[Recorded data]
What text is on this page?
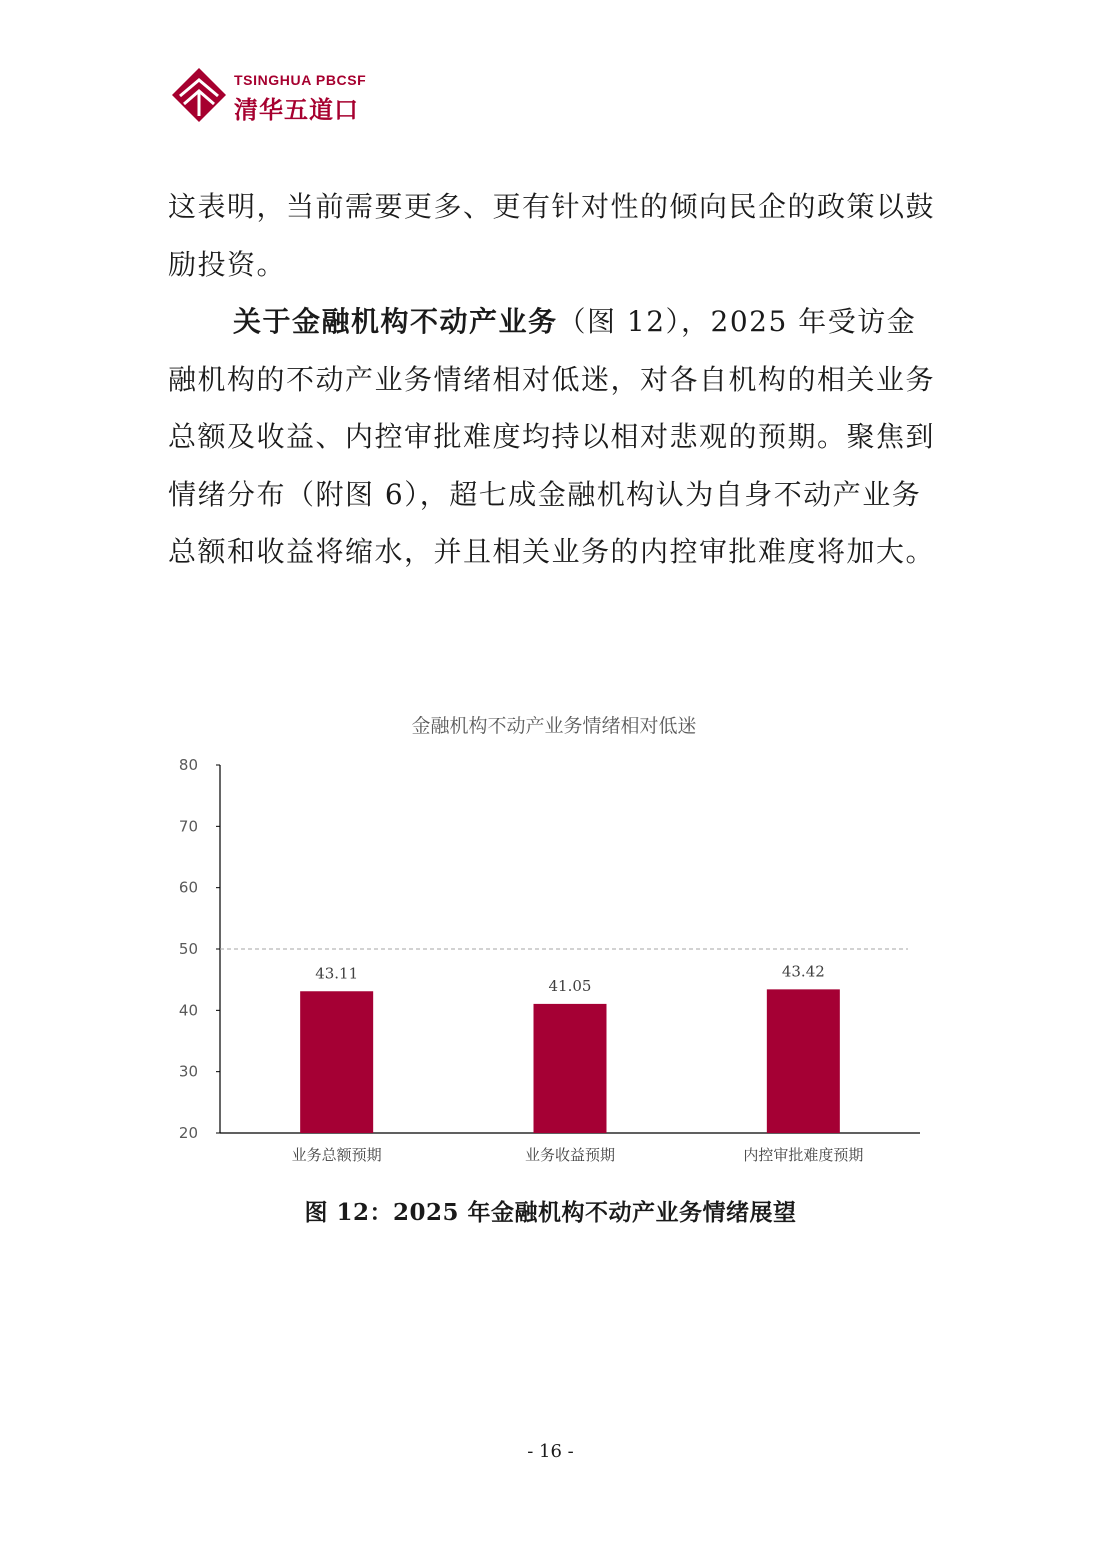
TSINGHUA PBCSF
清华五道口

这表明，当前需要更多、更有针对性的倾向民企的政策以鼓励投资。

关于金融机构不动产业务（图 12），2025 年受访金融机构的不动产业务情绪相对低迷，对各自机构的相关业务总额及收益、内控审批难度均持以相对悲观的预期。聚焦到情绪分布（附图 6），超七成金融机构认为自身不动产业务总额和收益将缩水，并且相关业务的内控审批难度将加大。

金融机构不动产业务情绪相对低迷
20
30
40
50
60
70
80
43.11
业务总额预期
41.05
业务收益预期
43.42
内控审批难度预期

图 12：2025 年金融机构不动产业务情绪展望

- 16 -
---
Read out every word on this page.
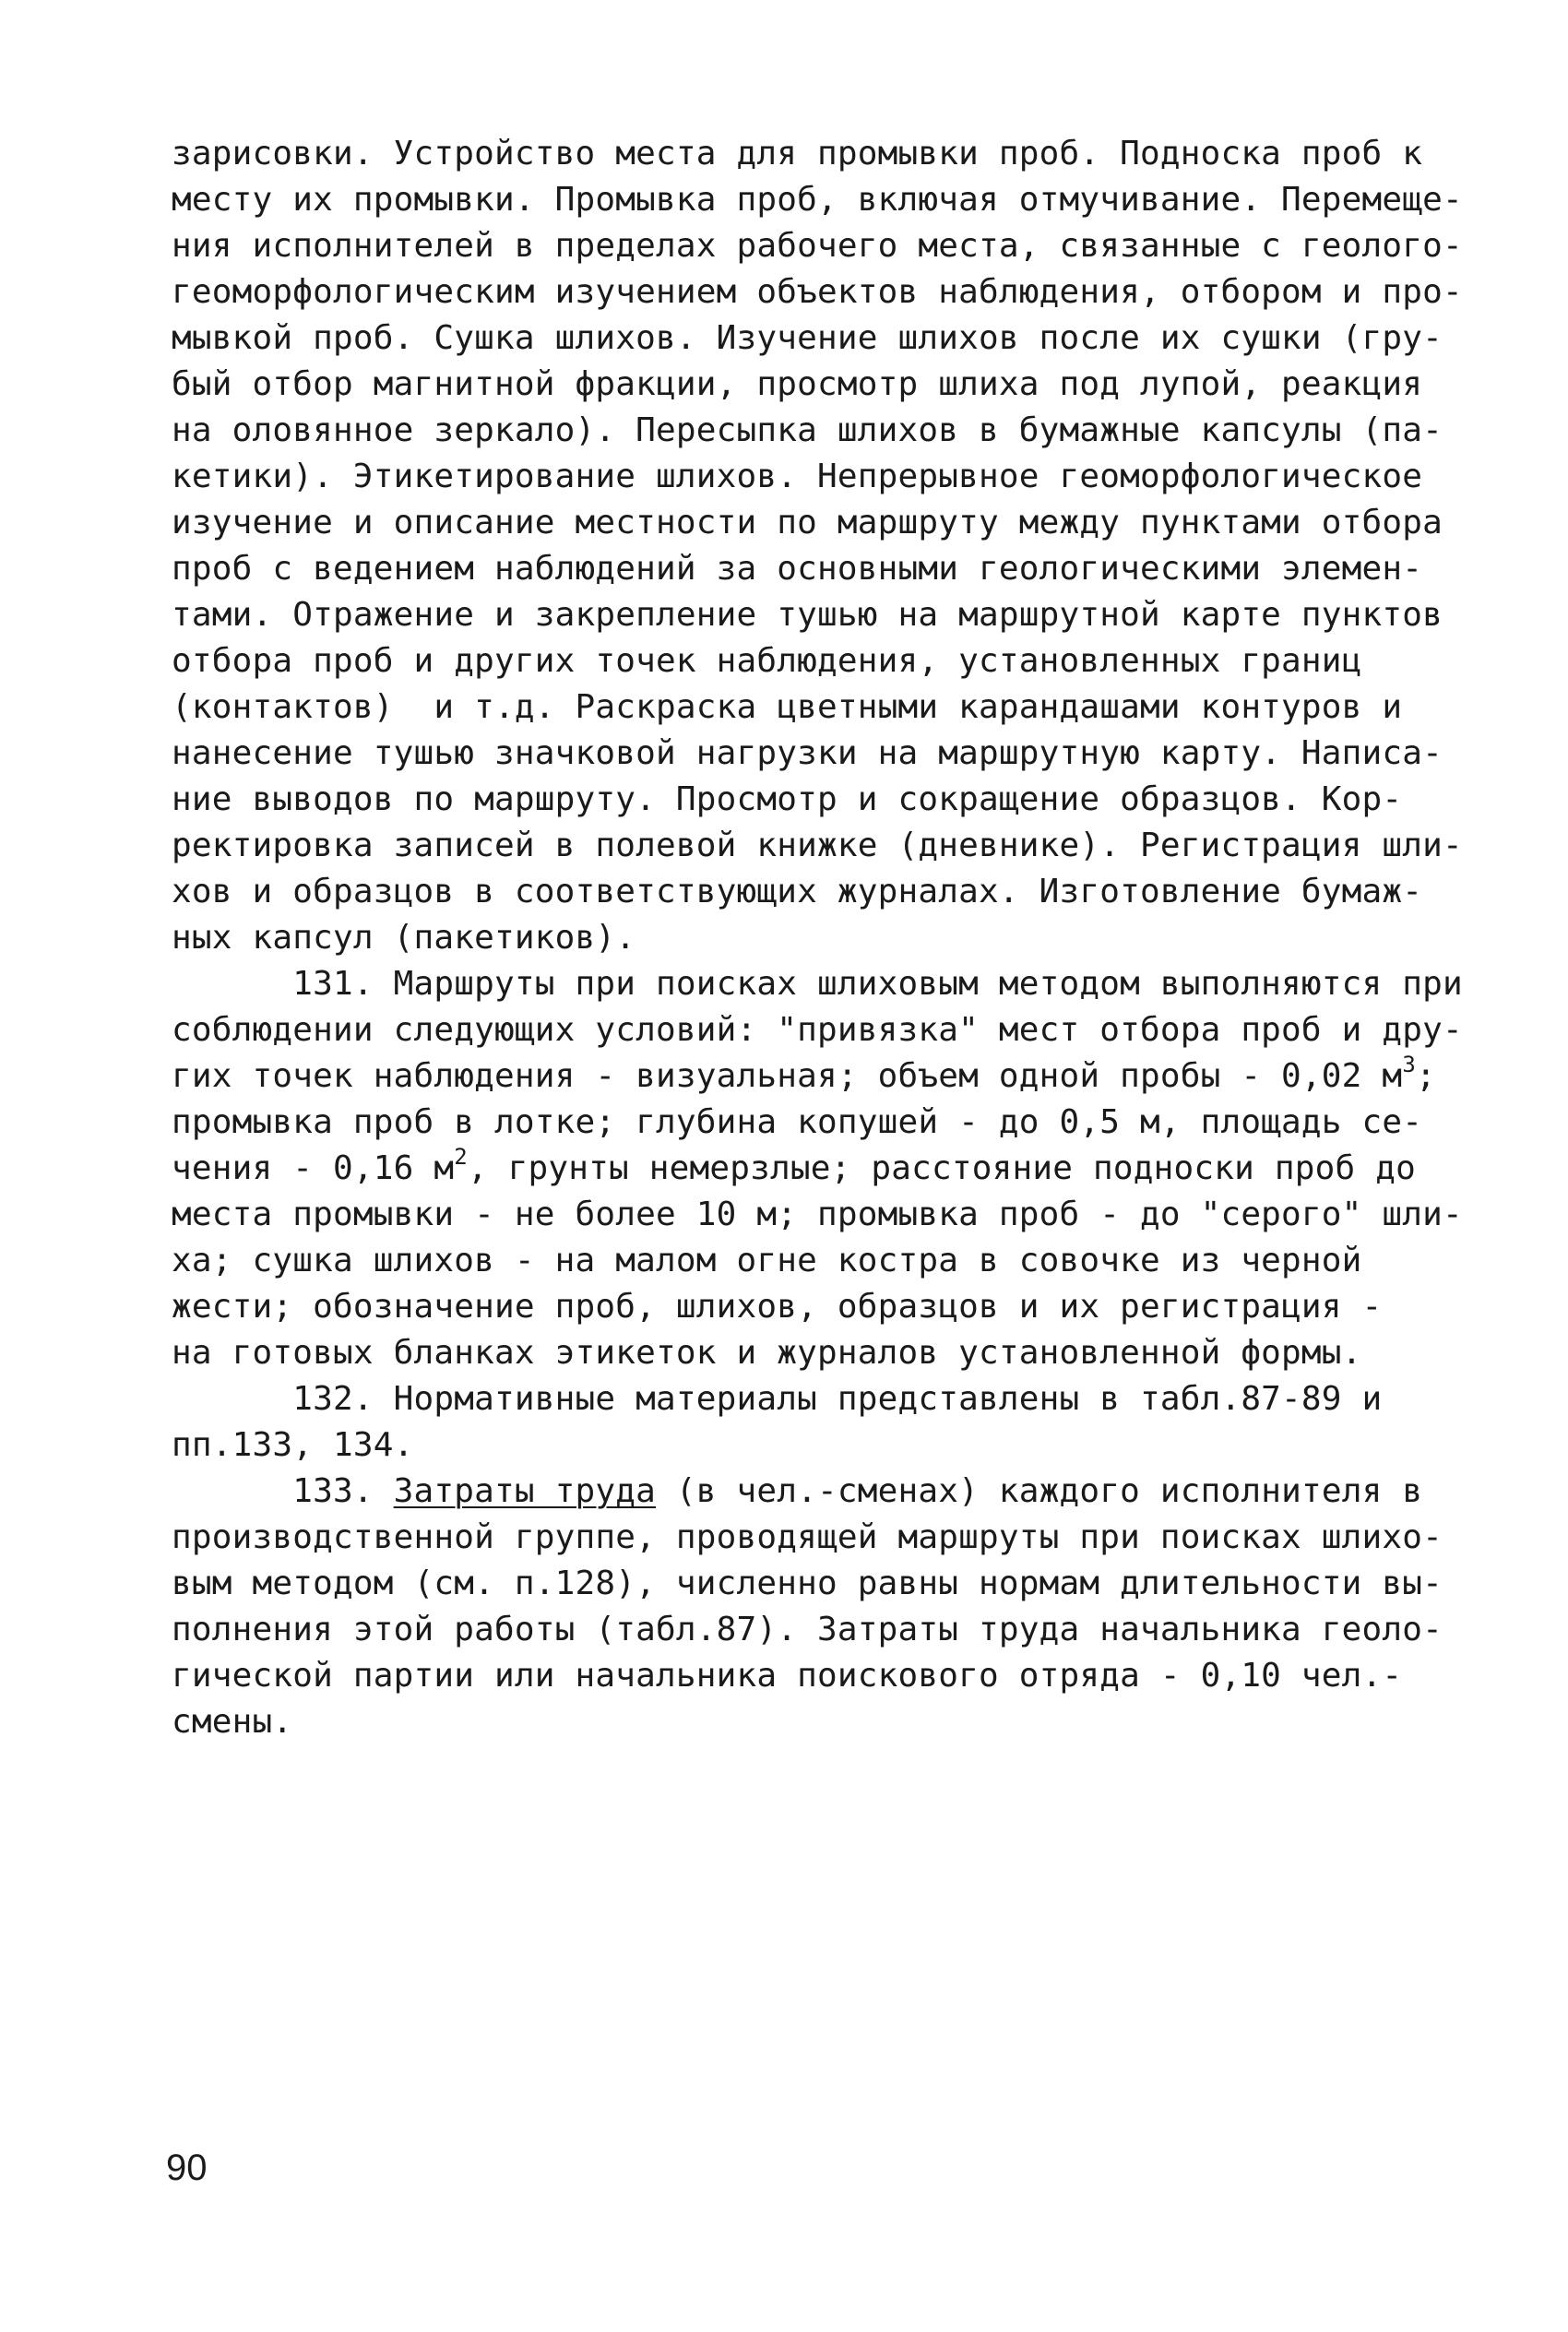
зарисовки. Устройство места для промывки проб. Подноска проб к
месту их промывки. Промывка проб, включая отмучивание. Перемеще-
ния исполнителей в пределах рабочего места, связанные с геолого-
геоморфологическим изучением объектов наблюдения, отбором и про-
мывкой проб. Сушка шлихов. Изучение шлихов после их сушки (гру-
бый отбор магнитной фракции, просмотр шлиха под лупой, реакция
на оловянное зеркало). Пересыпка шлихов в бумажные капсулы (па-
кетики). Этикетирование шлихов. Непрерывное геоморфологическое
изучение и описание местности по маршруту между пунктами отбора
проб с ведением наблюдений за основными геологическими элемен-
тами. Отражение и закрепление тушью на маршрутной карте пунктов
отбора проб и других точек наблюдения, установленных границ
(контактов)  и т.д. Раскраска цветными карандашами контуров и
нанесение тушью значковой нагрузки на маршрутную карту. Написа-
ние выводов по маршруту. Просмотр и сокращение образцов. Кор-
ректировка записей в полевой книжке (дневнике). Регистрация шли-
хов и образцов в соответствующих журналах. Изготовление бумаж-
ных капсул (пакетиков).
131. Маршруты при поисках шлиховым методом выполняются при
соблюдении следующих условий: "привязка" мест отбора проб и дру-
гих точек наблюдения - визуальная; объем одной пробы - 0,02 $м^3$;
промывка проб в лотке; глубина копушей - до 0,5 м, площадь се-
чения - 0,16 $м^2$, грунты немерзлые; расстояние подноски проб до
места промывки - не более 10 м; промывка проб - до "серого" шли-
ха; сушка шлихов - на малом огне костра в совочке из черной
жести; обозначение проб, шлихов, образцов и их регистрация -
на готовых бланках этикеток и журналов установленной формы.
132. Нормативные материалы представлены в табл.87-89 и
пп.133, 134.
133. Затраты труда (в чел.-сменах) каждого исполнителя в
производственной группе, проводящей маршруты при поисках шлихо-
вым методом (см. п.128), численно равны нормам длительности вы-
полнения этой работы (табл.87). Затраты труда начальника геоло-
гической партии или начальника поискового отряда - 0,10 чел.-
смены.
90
==
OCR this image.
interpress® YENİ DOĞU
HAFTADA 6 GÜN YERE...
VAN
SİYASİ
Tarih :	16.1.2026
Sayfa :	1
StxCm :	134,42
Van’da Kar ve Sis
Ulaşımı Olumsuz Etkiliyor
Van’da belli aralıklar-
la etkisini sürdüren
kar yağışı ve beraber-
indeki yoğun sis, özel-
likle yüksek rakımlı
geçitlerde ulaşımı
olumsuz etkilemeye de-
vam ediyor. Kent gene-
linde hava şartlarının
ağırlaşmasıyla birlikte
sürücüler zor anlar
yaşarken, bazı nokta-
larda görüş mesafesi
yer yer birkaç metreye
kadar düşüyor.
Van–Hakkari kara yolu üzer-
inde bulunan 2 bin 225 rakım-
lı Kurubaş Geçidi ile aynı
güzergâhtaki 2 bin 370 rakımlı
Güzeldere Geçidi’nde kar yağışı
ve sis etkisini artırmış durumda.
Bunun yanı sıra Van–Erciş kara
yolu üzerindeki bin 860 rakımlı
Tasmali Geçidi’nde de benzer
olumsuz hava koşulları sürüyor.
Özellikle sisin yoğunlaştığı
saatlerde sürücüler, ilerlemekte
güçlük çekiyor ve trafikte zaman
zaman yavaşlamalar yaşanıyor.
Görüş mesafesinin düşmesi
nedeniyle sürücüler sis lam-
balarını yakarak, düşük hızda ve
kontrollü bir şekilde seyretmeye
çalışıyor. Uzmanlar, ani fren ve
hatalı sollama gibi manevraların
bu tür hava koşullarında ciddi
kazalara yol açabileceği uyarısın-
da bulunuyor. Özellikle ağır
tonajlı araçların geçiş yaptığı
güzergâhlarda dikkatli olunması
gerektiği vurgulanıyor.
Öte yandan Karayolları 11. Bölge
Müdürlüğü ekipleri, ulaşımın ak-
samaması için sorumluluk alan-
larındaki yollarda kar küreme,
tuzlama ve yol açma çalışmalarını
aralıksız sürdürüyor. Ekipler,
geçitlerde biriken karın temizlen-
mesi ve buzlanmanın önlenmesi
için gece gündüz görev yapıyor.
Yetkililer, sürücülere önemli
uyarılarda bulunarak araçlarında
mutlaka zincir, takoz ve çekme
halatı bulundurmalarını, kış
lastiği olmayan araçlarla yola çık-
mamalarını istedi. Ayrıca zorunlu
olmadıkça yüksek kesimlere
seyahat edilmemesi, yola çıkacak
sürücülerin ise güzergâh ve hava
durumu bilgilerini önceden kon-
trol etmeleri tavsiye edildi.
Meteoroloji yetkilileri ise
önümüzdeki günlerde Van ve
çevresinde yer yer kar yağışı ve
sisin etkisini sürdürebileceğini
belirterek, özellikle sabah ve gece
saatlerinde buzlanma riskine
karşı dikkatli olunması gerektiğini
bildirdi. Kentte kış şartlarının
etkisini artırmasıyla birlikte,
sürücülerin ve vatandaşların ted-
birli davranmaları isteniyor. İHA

DIRECTION
Count every line of the records that holds "отбора". State the number, nothing else.

RESPONSE TO THE TASK
3